Without the pictures, return all of the material exactly as written.
__________________________________________________
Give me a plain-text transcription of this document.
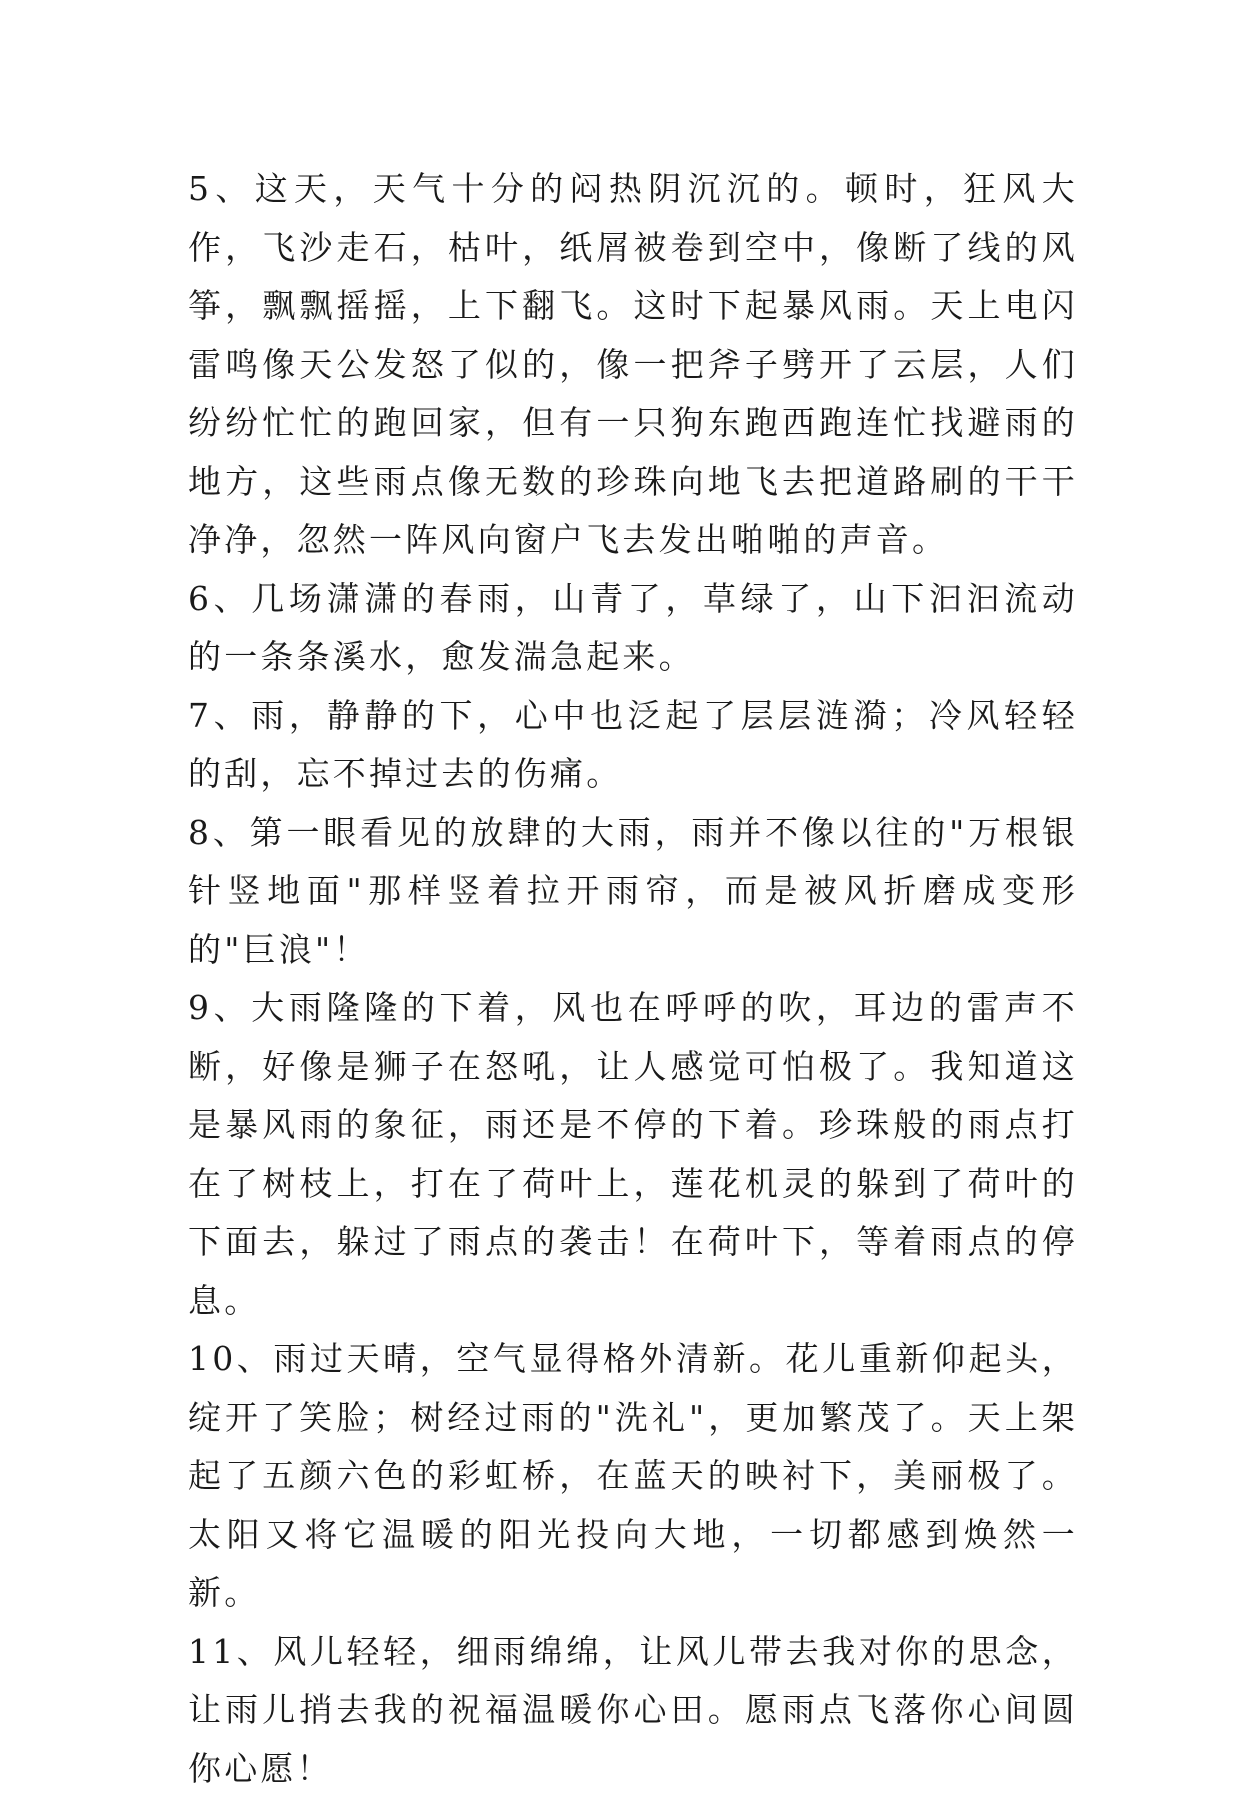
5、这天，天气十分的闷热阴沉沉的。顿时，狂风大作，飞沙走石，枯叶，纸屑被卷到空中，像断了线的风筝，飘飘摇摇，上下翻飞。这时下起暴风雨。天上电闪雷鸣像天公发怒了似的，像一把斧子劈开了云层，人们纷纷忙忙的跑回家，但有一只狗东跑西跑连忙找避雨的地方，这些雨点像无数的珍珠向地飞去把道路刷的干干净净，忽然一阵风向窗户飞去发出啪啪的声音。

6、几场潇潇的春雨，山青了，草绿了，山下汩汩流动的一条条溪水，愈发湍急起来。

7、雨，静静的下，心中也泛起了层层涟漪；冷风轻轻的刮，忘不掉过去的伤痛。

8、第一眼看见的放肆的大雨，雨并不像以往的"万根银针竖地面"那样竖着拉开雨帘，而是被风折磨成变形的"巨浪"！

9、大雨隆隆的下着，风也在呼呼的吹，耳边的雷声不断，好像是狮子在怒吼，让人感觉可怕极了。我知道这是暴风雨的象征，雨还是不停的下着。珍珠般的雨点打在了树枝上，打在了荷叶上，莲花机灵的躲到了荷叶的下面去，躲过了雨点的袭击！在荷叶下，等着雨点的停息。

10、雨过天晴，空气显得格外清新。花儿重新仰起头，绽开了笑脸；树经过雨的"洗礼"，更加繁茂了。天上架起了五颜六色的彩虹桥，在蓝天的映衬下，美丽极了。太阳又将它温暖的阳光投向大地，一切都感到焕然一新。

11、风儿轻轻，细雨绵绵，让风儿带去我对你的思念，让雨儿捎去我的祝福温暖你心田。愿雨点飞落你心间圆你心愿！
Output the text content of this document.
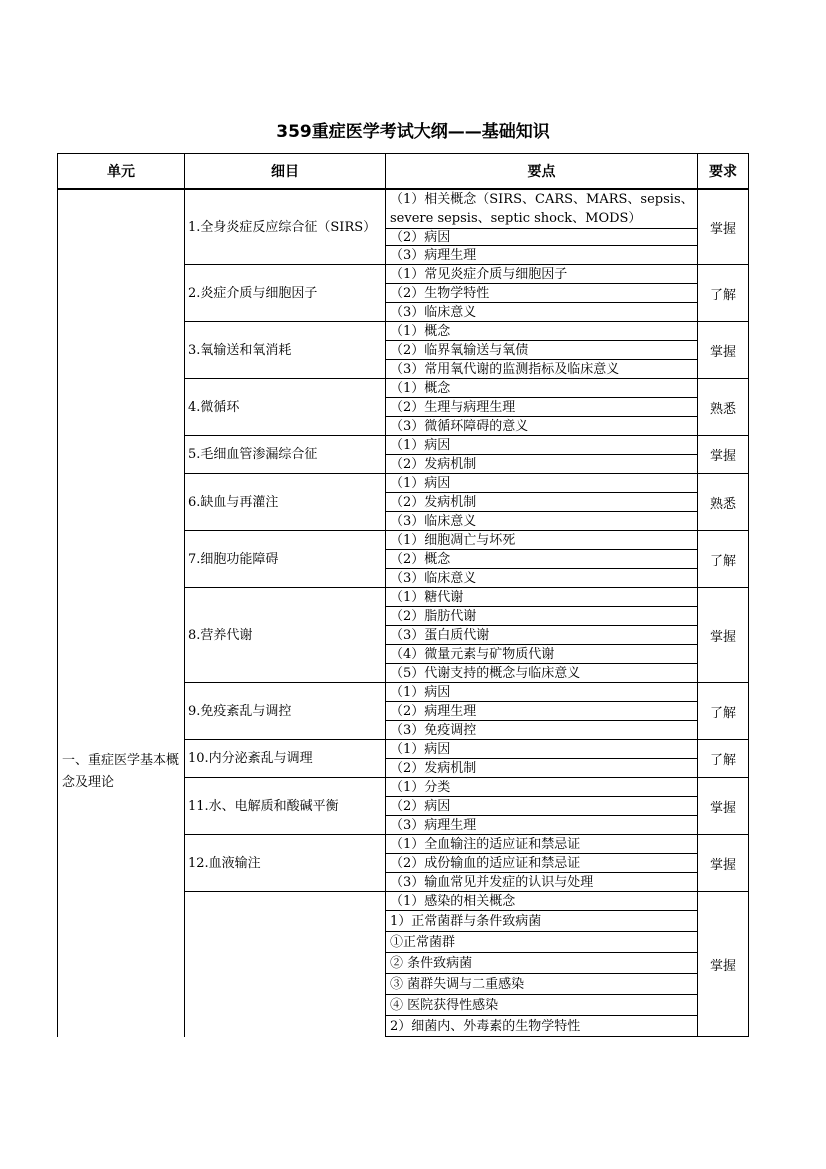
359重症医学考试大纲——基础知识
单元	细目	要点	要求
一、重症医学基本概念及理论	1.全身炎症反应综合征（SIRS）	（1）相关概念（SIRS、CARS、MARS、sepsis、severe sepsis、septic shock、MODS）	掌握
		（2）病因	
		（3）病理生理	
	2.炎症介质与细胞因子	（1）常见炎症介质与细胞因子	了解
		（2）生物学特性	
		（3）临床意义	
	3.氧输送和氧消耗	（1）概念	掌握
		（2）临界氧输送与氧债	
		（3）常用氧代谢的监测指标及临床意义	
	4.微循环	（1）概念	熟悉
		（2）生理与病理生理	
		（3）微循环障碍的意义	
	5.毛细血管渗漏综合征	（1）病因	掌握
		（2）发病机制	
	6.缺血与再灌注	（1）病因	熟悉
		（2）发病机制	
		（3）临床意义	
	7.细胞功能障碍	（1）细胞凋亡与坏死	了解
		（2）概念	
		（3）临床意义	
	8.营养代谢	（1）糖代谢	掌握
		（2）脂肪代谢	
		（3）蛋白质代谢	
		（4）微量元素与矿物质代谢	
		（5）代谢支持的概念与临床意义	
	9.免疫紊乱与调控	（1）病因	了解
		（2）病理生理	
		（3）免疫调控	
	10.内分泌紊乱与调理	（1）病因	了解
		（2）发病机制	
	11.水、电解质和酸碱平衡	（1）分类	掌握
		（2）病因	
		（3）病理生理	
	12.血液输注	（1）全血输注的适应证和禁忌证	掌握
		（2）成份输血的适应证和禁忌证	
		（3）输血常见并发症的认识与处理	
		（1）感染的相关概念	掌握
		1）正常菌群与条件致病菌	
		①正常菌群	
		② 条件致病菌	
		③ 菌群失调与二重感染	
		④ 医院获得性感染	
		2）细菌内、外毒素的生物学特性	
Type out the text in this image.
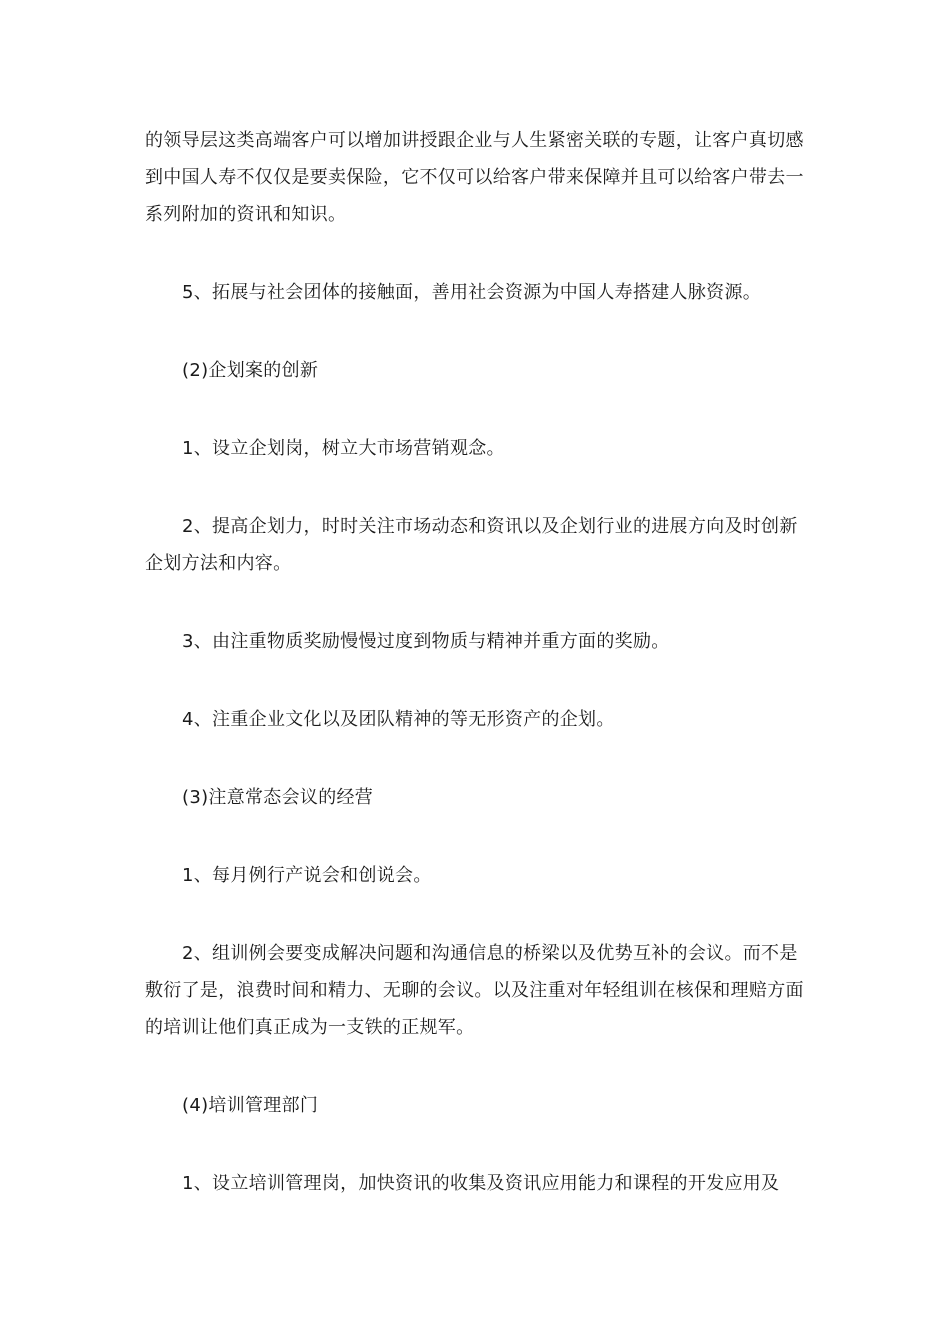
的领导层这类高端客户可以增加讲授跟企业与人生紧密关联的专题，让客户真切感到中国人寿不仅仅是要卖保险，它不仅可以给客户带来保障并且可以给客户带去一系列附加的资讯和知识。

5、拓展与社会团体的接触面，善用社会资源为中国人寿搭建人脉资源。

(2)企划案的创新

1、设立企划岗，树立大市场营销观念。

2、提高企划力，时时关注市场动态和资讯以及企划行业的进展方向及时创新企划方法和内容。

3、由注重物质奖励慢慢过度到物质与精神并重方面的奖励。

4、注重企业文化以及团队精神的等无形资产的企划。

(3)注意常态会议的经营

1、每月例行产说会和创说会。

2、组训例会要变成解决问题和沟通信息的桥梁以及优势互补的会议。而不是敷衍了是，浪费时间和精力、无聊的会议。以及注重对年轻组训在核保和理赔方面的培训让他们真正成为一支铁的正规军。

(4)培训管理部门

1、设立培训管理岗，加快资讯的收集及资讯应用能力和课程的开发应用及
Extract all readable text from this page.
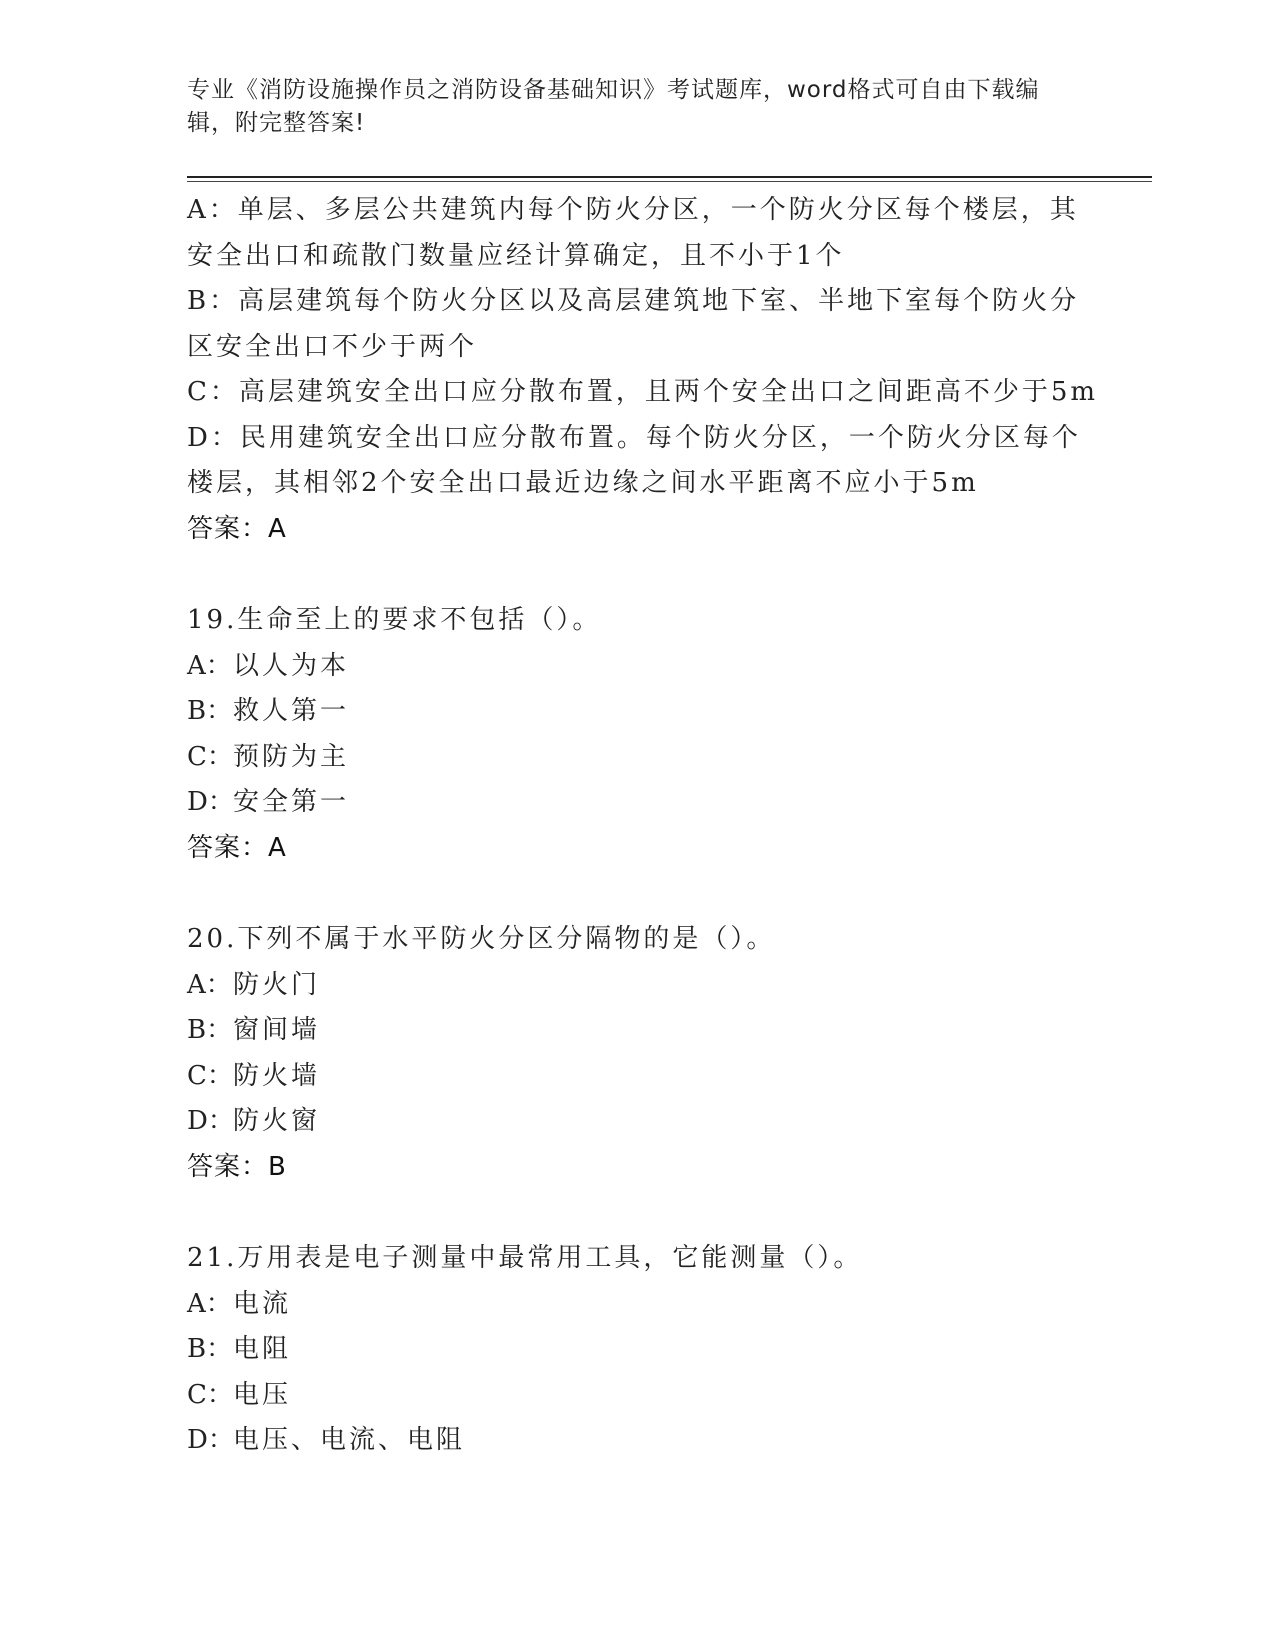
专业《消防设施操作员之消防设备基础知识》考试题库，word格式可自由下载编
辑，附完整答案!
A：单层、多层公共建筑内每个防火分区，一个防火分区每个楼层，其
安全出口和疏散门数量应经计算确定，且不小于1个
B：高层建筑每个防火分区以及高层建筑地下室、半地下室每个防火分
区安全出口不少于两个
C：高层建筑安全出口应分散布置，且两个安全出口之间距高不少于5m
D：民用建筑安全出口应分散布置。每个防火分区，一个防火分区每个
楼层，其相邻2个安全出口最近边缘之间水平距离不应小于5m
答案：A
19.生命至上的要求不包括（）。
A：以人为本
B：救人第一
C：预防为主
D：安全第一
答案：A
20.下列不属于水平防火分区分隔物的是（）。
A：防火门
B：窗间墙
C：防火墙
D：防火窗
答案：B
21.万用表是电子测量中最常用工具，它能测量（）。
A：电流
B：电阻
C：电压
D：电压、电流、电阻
__________________________________________________
▶ _The answer_:
Give me a plain-text transcription of this document.
5、这天，天气十分的闷热阴沉沉的。顿时，狂风大作，飞沙走石，枯叶，纸屑被卷到空中，像断了线的风筝，飘飘摇摇，上下翻飞。这时下起暴风雨。天上电闪雷鸣像天公发怒了似的，像一把斧子劈开了云层，人们纷纷忙忙的跑回家，但有一只狗东跑西跑连忙找避雨的地方，这些雨点像无数的珍珠向地飞去把道路刷的干干净净，忽然一阵风向窗户飞去发出啪啪的声音。

6、几场潇潇的春雨，山青了，草绿了，山下汩汩流动的一条条溪水，愈发湍急起来。

7、雨，静静的下，心中也泛起了层层涟漪；冷风轻轻的刮，忘不掉过去的伤痛。

8、第一眼看见的放肆的大雨，雨并不像以往的"万根银针竖地面"那样竖着拉开雨帘，而是被风折磨成变形的"巨浪"！

9、大雨隆隆的下着，风也在呼呼的吹，耳边的雷声不断，好像是狮子在怒吼，让人感觉可怕极了。我知道这是暴风雨的象征，雨还是不停的下着。珍珠般的雨点打在了树枝上，打在了荷叶上，莲花机灵的躲到了荷叶的下面去，躲过了雨点的袭击！在荷叶下，等着雨点的停息。

10、雨过天晴，空气显得格外清新。花儿重新仰起头，绽开了笑脸；树经过雨的"洗礼"，更加繁茂了。天上架起了五颜六色的彩虹桥，在蓝天的映衬下，美丽极了。太阳又将它温暖的阳光投向大地，一切都感到焕然一新。

11、风儿轻轻，细雨绵绵，让风儿带去我对你的思念，让雨儿捎去我的祝福温暖你心田。愿雨点飞落你心间圆你心愿！
Output the text content of this document.
359重症医学考试大纲——基础知识
单元	细目	要点	要求
一、重症医学基本概念及理论	1.全身炎症反应综合征（SIRS）	（1）相关概念（SIRS、CARS、MARS、sepsis、severe sepsis、septic shock、MODS）	掌握
		（2）病因	
		（3）病理生理	
	2.炎症介质与细胞因子	（1）常见炎症介质与细胞因子	了解
		（2）生物学特性	
		（3）临床意义	
	3.氧输送和氧消耗	（1）概念	掌握
		（2）临界氧输送与氧债	
		（3）常用氧代谢的监测指标及临床意义	
	4.微循环	（1）概念	熟悉
		（2）生理与病理生理	
		（3）微循环障碍的意义	
	5.毛细血管渗漏综合征	（1）病因	掌握
		（2）发病机制	
	6.缺血与再灌注	（1）病因	熟悉
		（2）发病机制	
		（3）临床意义	
	7.细胞功能障碍	（1）细胞凋亡与坏死	了解
		（2）概念	
		（3）临床意义	
	8.营养代谢	（1）糖代谢	掌握
		（2）脂肪代谢	
		（3）蛋白质代谢	
		（4）微量元素与矿物质代谢	
		（5）代谢支持的概念与临床意义	
	9.免疫紊乱与调控	（1）病因	了解
		（2）病理生理	
		（3）免疫调控	
	10.内分泌紊乱与调理	（1）病因	了解
		（2）发病机制	
	11.水、电解质和酸碱平衡	（1）分类	掌握
		（2）病因	
		（3）病理生理	
	12.血液输注	（1）全血输注的适应证和禁忌证	掌握
		（2）成份输血的适应证和禁忌证	
		（3）输血常见并发症的认识与处理	
		（1）感染的相关概念	掌握
		1）正常菌群与条件致病菌	
		①正常菌群	
		② 条件致病菌	
		③ 菌群失调与二重感染	
		④ 医院获得性感染	
		2）细菌内、外毒素的生物学特性	
Type out the text in this image.
的领导层这类高端客户可以增加讲授跟企业与人生紧密关联的专题，让客户真切感到中国人寿不仅仅是要卖保险，它不仅可以给客户带来保障并且可以给客户带去一系列附加的资讯和知识。

5、拓展与社会团体的接触面，善用社会资源为中国人寿搭建人脉资源。

(2)企划案的创新

1、设立企划岗，树立大市场营销观念。

2、提高企划力，时时关注市场动态和资讯以及企划行业的进展方向及时创新企划方法和内容。

3、由注重物质奖励慢慢过度到物质与精神并重方面的奖励。

4、注重企业文化以及团队精神的等无形资产的企划。

(3)注意常态会议的经营

1、每月例行产说会和创说会。

2、组训例会要变成解决问题和沟通信息的桥梁以及优势互补的会议。而不是敷衍了是，浪费时间和精力、无聊的会议。以及注重对年轻组训在核保和理赔方面的培训让他们真正成为一支铁的正规军。

(4)培训管理部门

1、设立培训管理岗，加快资讯的收集及资讯应用能力和课程的开发应用及
Extract all readable text from this page.
专业《消防设施操作员之消防设备基础知识》考试题库，word格式可自由下载编
辑，附完整答案!
A：单层、多层公共建筑内每个防火分区，一个防火分区每个楼层，其
安全出口和疏散门数量应经计算确定，且不小于1个
B：高层建筑每个防火分区以及高层建筑地下室、半地下室每个防火分
区安全出口不少于两个
C：高层建筑安全出口应分散布置，且两个安全出口之间距高不少于5m
D：民用建筑安全出口应分散布置。每个防火分区，一个防火分区每个
楼层，其相邻2个安全出口最近边缘之间水平距离不应小于5m
答案：A
19.生命至上的要求不包括（）。
A：以人为本
B：救人第一
C：预防为主
D：安全第一
答案：A
20.下列不属于水平防火分区分隔物的是（）。
A：防火门
B：窗间墙
C：防火墙
D：防火窗
答案：B
21.万用表是电子测量中最常用工具，它能测量（）。
A：电流
B：电阻
C：电压
D：电压、电流、电阻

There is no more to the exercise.